What the exercise asks:
Show all lines from the listing below that contain "color".

Record extracts:
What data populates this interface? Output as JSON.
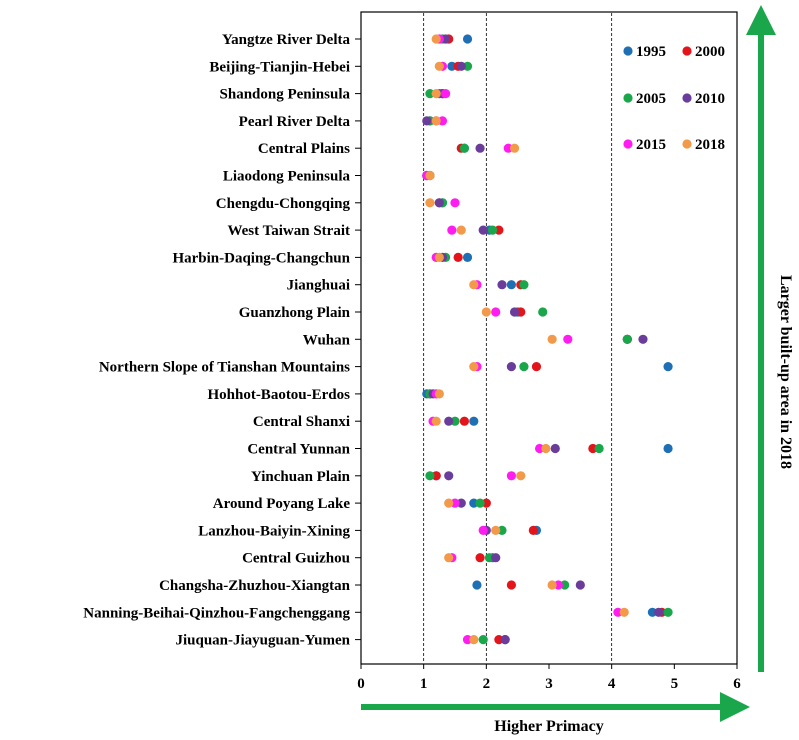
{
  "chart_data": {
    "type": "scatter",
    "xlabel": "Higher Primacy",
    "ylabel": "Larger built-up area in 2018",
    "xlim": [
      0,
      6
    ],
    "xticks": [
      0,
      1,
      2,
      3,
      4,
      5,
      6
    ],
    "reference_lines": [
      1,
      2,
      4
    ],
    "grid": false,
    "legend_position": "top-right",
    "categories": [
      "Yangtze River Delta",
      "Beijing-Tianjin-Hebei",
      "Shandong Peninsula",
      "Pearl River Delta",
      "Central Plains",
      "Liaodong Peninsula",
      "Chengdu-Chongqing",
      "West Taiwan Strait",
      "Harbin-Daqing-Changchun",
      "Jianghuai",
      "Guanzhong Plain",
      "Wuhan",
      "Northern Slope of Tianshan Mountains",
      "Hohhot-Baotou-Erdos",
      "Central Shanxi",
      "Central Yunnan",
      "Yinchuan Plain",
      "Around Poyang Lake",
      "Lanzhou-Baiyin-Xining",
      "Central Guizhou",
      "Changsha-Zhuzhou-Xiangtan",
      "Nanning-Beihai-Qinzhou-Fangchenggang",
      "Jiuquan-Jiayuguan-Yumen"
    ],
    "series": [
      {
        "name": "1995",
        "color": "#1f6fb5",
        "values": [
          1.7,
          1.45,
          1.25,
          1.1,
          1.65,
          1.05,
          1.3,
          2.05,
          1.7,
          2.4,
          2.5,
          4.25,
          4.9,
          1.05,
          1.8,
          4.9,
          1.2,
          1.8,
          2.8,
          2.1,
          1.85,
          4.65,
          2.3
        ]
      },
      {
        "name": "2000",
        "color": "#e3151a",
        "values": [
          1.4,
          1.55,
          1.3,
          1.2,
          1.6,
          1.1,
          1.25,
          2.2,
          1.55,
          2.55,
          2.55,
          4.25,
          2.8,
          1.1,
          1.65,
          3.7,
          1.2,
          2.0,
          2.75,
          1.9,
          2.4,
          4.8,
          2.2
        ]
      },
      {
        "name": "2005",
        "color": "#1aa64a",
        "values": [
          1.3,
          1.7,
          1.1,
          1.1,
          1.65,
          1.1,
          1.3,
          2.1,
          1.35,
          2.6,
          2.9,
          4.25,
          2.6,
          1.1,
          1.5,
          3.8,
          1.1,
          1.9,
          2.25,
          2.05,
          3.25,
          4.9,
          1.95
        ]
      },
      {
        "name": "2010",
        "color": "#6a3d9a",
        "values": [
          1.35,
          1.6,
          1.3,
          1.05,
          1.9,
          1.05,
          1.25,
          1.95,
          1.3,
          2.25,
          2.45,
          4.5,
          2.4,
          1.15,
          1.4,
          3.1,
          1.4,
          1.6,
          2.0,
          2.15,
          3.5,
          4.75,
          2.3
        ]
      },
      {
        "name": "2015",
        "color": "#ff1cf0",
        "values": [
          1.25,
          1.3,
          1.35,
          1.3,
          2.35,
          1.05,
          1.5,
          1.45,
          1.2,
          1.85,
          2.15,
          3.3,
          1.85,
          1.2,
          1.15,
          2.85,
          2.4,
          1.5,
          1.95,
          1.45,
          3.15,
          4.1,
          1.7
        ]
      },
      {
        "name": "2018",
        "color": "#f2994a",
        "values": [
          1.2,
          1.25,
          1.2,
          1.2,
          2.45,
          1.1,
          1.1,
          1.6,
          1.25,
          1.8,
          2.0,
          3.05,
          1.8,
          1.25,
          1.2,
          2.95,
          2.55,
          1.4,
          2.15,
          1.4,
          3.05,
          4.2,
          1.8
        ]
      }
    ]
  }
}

Solution:
        "color": "#1f6fb5",
        "color": "#e3151a",
        "color": "#1aa64a",
        "color": "#6a3d9a",
        "color": "#ff1cf0",
        "color": "#f2994a",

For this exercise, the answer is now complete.